[TASK STATEMENT]:
Reproduce the passage of the ice dancer's biography from "Personal life" up to and including "Stadion in Brno.".

[TEXT SECTION]:
= = = =
Barbora Řezníčková, née Silná (born 8 January 1989) is a Czech-Austrian ice dancing coach and former competitor who represented Austria for most of her career. With Dmitri Matsjuk, she is a four-time Austrian national champion and qualified for the free dance at four ISU Championships. With Juri Kurakin, she won three Austrian national titles and reached the final segment at three ISU Championships.

Personal life 
Silná was born 8 January 1989 in Kroměříž, Czechoslovakia. She became an Austrian citizen by January 2009.

Career

In the Czech Republic 
Silná began learning to skate in 1993. Early in her career, she represented the Czech Republic with Martin Šubrt. In the 2003–04 season, the duo appeared at two ISU Junior Grand Prix events and became the Czech national junior bronze medalists. They were coached by Natalia Vorobieva at TJ Stadion in Brno.

Partnership with Matsjuk 
In 2005, Silná teamed up with Ukrainian-born skater Dmitri Matsjuk to compete on the senior level for Austria. The two won four Austrian national titles from 2006 to 2009 and the silver medal at the 2007 Ondrej Nepela Memorial. They qualified for the free dance at four ISU Championships – 2007 Europeans in Warsaw, Poland; 2008 Europeans in Zagreb, Croatia; 2008 Worlds in Gothenburg, Sweden; and 2009 Europeans in Helsinki, Finland. Their best result, 15th, came in Helsinki. They trained under Jana Hübler at Cottage Engelmann Club in Vienna and in Lyon.

Partnership with Kurakin 
Silná teamed up with Estonian skater Juri Kurakin in 2010. The two decided to represent Austria. In the 2010–11 season, they were coached by Dmitri Sildoja and Vitali Schulz in Dortmund and Vienna. The following season, training under Muriel Zazoui and Romain Haguenauer in Lyon and Graz, they won their first Austrian national title. During the next two seasons, they finished second to Kira Geil / Tobias Eisenbauer at the Austrian Championships. In the 2013–14 season, they switched to Barbara Fusar-Poli in Milan.
= = = =
[DATA BLOCK]:

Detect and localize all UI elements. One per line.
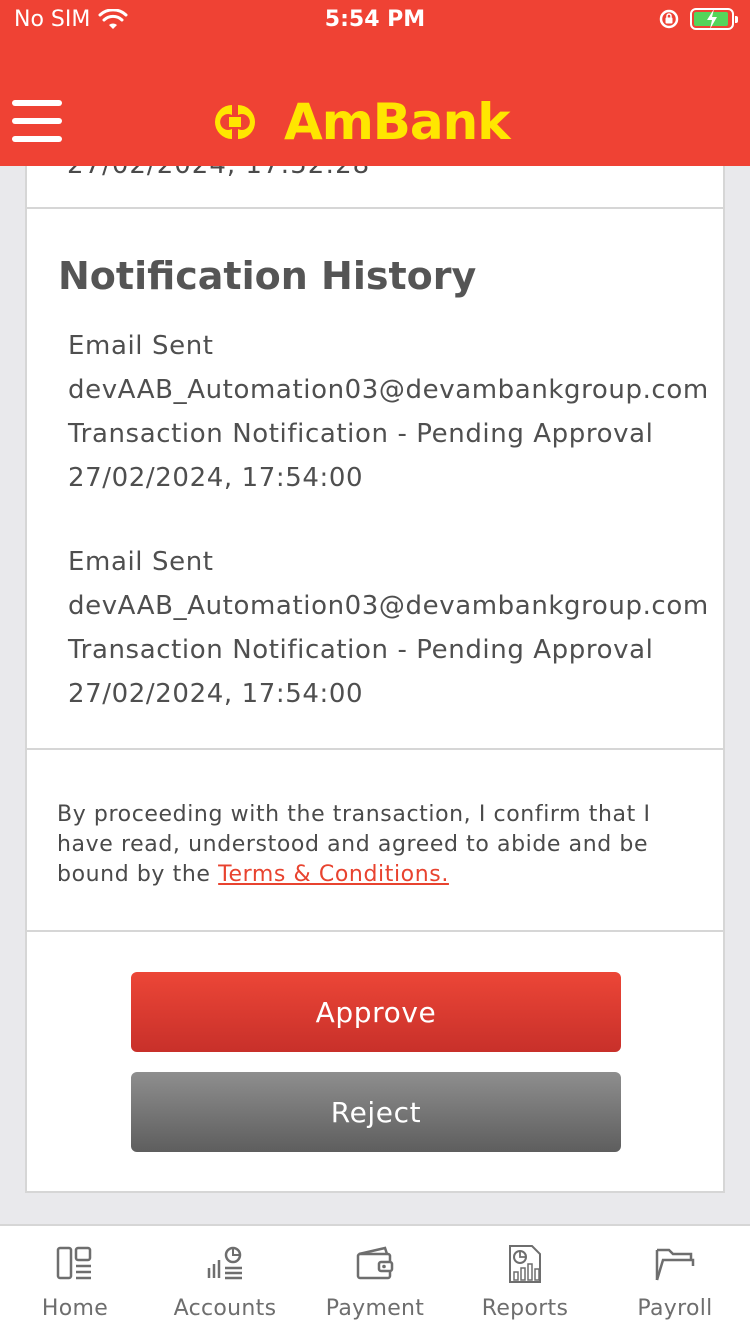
= = = =
[SOLUTION TO THIS EXERCISE]:
Personal life 
Silná was born 8 January 1989 in Kroměříž, Czechoslovakia. She became an Austrian citizen by January 2009.

Career

In the Czech Republic 
Silná began learning to skate in 1993. Early in her career, she represented the Czech Republic with Martin Šubrt. In the 2003–04 season, the duo appeared at two ISU Junior Grand Prix events and became the Czech national junior bronze medalists. They were coached by Natalia Vorobieva at TJ Stadion in Brno.